- **Problem requirements**
Do these statements agree with the text below about What the Tudors Did for Us? Answer yes or no for each and quote the words from the text that decide it. 1. The series was presented by David Mitcham. 2. The series consisted of four episodes. 3. Sir Walter Raleigh founded the first British colony in America at Roanoke.

- Genre: Documentary
- Presented by: Adam Hart-Davis
- Composer: David Mitcham
- Country of origin: United Kingdom
- Original language: English
- No. of series: 1
- No. of episodes: 4

Production
- Producers: Caroline van den Brul; Stephen Wilkinson; Billie Pink; Paul Bradshaw;
- Running time: 23 minutes

Original release
- Network: BBC Two
- Release: 23 September – 14 October 2002

= What the Tudors Did for Us =

What the Tudors Did for Us is a 2002 BBC documentary series that examines the impact of the Tudor period on modern society.

==Episodes==

===Episode one: Seeing the World===

Before Tudor times the image people had of their world was, well, rather dark and mysterious, but that was about to change thanks to some incredible adventures and remarkable discoveries.
— Adam Hart-Davis

Hart-Davis travels around Britain to introduce the idea and inventions of the Tudor Age in art, optics and exploration.

- Wad (graphite) discovered by shepherds in the mid 16th century was used as the first pencil leading to life drawing and realistic portraiture.
- The lens was added to the camera obscura by Giambattista della Porta in Natural Magic leading to fine arts and the first cinema.
- Mainland North America was discovered by John Cabot and possibly named after his investor Richard Americ.
- The first atlas (flat map) was drawn by Gerardus Mercator using the Mercator projection demonstrated by Hart-Davis.
- The first British colony in America was founded by Sir Walter Raleigh at Roanoke opening the New World to the Tudors.
- The perspective glass invented by Leonard Digges and demonstrated by Hart-Davis may have been the first telescope.

===Episode two: The Thinkynge Revolution===

One night in 1572 the Elizabethan astronomer Thomas Diggs saw a bright new star in the sky. It was a real shock; it shouldn't have been there. The Tudors believed that heaven, where God lived, was perfect and unchanging, and the appearance of this bright new star completely undermined their whole system of belief. But there was worse, that observation wasn't just quietly recorded it rapidly became common knowledge thanks to a really dangerous piece of high technology, the printing press. News of that star was just one of a load of ideas that were going to turn the Tudor world upside-down.

- **Information**
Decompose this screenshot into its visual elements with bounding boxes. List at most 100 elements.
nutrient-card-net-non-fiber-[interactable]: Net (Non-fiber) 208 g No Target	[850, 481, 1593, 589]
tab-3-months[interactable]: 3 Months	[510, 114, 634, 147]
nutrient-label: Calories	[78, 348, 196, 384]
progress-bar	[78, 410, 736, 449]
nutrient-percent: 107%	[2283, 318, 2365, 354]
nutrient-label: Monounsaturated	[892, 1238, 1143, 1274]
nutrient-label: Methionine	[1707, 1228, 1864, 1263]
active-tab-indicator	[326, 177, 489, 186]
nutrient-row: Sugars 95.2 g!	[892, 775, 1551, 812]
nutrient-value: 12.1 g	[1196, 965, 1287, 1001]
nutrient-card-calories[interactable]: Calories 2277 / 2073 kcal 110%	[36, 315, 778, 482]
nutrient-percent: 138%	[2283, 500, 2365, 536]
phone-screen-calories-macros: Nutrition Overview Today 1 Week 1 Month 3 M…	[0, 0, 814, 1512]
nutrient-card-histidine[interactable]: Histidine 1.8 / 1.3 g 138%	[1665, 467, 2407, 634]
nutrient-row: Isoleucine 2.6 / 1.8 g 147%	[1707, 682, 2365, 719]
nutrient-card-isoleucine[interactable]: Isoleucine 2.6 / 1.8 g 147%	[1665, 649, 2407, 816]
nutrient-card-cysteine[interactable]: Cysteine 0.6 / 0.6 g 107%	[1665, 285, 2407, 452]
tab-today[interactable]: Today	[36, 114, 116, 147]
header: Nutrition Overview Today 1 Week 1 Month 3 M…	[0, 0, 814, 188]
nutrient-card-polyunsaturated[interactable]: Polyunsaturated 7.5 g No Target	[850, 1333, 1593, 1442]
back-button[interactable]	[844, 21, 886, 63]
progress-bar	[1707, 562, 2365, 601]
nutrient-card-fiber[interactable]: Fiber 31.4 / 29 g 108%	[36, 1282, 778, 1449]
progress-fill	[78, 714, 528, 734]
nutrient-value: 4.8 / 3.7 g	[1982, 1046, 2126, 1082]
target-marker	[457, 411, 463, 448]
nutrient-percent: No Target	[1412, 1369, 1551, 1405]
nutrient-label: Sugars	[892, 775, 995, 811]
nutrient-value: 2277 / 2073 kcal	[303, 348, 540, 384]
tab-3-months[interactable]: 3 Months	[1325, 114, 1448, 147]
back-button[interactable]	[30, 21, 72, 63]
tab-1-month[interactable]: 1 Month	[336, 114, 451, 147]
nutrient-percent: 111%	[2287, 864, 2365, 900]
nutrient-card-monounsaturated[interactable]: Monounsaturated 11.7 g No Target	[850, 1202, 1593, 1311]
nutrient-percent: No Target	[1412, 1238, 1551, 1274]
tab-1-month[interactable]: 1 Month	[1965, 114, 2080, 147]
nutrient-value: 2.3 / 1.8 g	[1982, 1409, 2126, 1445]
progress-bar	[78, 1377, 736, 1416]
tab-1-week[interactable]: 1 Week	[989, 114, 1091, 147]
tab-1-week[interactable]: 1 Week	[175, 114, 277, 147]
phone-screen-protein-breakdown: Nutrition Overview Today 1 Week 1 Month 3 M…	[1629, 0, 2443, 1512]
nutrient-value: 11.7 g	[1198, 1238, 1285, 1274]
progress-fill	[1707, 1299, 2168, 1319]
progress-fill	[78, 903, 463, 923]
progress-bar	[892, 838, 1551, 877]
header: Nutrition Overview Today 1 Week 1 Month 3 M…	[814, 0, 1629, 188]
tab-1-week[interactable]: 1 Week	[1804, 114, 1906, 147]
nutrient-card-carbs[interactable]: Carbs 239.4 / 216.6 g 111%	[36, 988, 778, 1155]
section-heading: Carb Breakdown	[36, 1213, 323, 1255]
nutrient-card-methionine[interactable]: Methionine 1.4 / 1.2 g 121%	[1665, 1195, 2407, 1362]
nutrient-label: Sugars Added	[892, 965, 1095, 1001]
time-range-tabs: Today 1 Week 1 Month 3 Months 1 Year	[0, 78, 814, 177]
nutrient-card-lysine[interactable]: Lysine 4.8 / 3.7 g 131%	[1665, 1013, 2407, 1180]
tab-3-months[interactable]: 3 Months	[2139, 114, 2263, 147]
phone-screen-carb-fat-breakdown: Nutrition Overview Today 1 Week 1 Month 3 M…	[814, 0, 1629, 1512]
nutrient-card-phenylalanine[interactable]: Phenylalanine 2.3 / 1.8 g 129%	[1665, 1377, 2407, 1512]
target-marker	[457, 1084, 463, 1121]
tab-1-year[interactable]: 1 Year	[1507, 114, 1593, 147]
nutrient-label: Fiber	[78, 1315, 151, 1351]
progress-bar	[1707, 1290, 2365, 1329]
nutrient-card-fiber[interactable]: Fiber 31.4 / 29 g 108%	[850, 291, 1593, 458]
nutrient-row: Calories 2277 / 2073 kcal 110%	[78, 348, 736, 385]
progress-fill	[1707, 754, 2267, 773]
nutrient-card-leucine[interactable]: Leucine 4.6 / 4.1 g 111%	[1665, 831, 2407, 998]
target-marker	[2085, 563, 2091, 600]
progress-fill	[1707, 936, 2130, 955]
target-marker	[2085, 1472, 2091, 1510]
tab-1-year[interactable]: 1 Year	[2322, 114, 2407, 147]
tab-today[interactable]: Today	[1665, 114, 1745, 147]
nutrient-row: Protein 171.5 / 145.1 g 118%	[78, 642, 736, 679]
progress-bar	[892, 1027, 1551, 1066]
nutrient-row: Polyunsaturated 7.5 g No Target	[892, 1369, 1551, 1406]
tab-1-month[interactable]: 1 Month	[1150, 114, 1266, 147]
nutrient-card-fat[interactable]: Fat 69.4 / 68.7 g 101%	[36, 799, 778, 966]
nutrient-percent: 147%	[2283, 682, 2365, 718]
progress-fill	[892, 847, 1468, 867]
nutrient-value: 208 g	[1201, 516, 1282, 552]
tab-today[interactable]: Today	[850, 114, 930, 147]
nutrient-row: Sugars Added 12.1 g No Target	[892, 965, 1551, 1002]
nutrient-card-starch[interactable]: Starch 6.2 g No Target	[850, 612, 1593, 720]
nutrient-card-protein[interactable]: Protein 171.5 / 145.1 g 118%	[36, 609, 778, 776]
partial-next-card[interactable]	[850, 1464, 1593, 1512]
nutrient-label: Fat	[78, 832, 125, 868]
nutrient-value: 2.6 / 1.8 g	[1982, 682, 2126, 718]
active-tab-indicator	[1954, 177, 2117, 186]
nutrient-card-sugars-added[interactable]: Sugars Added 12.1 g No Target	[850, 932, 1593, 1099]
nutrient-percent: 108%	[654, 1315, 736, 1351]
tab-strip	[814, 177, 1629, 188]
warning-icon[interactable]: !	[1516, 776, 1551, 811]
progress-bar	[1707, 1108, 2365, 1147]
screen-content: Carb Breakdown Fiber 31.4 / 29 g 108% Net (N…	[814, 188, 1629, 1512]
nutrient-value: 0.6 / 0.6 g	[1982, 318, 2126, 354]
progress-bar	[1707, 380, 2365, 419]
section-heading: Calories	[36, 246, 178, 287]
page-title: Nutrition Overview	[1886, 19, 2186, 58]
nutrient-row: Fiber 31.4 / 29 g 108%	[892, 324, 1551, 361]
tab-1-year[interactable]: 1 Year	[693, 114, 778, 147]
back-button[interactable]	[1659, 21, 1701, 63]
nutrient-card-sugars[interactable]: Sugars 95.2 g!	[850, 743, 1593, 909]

- **Task result**
1. No: "Presented by: Adam Hart-Davis"
2. Yes: "No. of episodes: 4"
3. Yes: "The first British colony in America was founded by Sir Walter Raleigh at Roanoke"